Would you return all of this data exactly, leaving nothing out?

Data entries for graphics:
***

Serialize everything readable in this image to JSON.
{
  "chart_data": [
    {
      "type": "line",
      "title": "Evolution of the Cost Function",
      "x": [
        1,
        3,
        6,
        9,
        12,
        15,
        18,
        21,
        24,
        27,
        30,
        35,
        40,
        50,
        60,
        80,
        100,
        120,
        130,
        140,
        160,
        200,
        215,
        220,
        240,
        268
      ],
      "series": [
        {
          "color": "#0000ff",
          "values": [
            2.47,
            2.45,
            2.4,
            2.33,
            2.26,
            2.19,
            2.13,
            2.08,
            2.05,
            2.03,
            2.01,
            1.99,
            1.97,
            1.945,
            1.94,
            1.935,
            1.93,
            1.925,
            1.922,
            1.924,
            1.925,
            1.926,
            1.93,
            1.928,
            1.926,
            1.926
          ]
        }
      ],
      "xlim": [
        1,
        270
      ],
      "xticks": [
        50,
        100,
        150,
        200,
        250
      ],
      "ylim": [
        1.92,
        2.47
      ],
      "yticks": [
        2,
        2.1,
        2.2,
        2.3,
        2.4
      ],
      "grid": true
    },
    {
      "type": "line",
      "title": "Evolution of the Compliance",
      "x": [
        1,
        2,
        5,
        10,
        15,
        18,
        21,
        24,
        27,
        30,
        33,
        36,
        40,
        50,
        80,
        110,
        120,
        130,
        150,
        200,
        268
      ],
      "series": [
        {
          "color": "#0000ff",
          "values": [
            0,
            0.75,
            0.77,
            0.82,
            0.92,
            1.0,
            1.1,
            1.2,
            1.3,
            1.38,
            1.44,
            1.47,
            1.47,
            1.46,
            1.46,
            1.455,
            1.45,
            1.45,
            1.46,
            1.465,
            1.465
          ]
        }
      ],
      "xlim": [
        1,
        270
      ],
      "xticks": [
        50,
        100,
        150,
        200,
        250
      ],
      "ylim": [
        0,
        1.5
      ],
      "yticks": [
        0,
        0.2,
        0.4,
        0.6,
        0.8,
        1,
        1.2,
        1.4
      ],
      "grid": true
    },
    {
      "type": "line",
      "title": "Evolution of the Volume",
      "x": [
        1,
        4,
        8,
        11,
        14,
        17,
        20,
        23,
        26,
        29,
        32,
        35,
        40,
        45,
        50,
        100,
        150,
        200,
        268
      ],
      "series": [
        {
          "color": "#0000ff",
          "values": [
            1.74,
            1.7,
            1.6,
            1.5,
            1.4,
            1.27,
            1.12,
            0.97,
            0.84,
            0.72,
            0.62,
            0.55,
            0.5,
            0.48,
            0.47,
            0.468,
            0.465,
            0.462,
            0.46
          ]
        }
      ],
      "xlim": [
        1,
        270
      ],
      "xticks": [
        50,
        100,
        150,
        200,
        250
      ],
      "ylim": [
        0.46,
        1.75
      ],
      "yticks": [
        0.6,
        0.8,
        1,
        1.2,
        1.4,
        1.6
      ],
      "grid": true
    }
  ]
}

***

Output:
Serialize everything readable in this image to JSON.
{
  "chart_data": [
    {
      "type": "line",
      "title": "Evolution of the Cost Function",
      "x": [
        1,
        3,
        6,
        9,
        12,
        15,
        18,
        21,
        24,
        27,
        30,
        35,
        40,
        50,
        60,
        80,
        100,
        120,
        130,
        140,
        160,
        200,
        215,
        220,
        240,
        268
      ],
      "series": [
        {
          "color": "#0000ff",
          "values": [
            2.47,
            2.45,
            2.4,
            2.33,
            2.26,
            2.19,
            2.13,
            2.08,
            2.05,
            2.03,
            2.01,
            1.99,
            1.97,
            1.945,
            1.94,
            1.935,
            1.93,
            1.925,
            1.922,
            1.924,
            1.925,
            1.926,
            1.93,
            1.928,
            1.926,
            1.926
          ]
        }
      ],
      "xlim": [
        1,
        270
      ],
      "xticks": [
        50,
        100,
        150,
        200,
        250
      ],
      "ylim": [
        1.92,
        2.47
      ],
      "yticks": [
        2,
        2.1,
        2.2,
        2.3,
        2.4
      ],
      "grid": true
    },
    {
      "type": "line",
      "title": "Evolution of the Compliance",
      "x": [
        1,
        2,
        5,
        10,
        15,
        18,
        21,
        24,
        27,
        30,
        33,
        36,
        40,
        50,
        80,
        110,
        120,
        130,
        150,
        200,
        268
      ],
      "series": [
        {
          "color": "#0000ff",
          "values": [
            0,
            0.75,
            0.77,
            0.82,
            0.92,
            1.0,
            1.1,
            1.2,
            1.3,
            1.38,
            1.44,
            1.47,
            1.47,
            1.46,
            1.46,
            1.455,
            1.45,
            1.45,
            1.46,
            1.465,
            1.465
          ]
        }
      ],
      "xlim": [
        1,
        270
      ],
      "xticks": [
        50,
        100,
        150,
        200,
        250
      ],
      "ylim": [
        0,
        1.5
      ],
      "yticks": [
        0,
        0.2,
        0.4,
        0.6,
        0.8,
        1,
        1.2,
        1.4
      ],
      "grid": true
    },
    {
      "type": "line",
      "title": "Evolution of the Volume",
      "x": [
        1,
        4,
        8,
        11,
        14,
        17,
        20,
        23,
        26,
        29,
        32,
        35,
        40,
        45,
        50,
        100,
        150,
        200,
        268
      ],
      "series": [
        {
          "color": "#0000ff",
          "values": [
            1.74,
            1.7,
            1.6,
            1.5,
            1.4,
            1.27,
            1.12,
            0.97,
            0.84,
            0.72,
            0.62,
            0.55,
            0.5,
            0.48,
            0.47,
            0.468,
            0.465,
            0.462,
            0.46
          ]
        }
      ],
      "xlim": [
        1,
        270
      ],
      "xticks": [
        50,
        100,
        150,
        200,
        250
      ],
      "ylim": [
        0.46,
        1.75
      ],
      "yticks": [
        0.6,
        0.8,
        1,
        1.2,
        1.4,
        1.6
      ],
      "grid": true
    }
  ]
}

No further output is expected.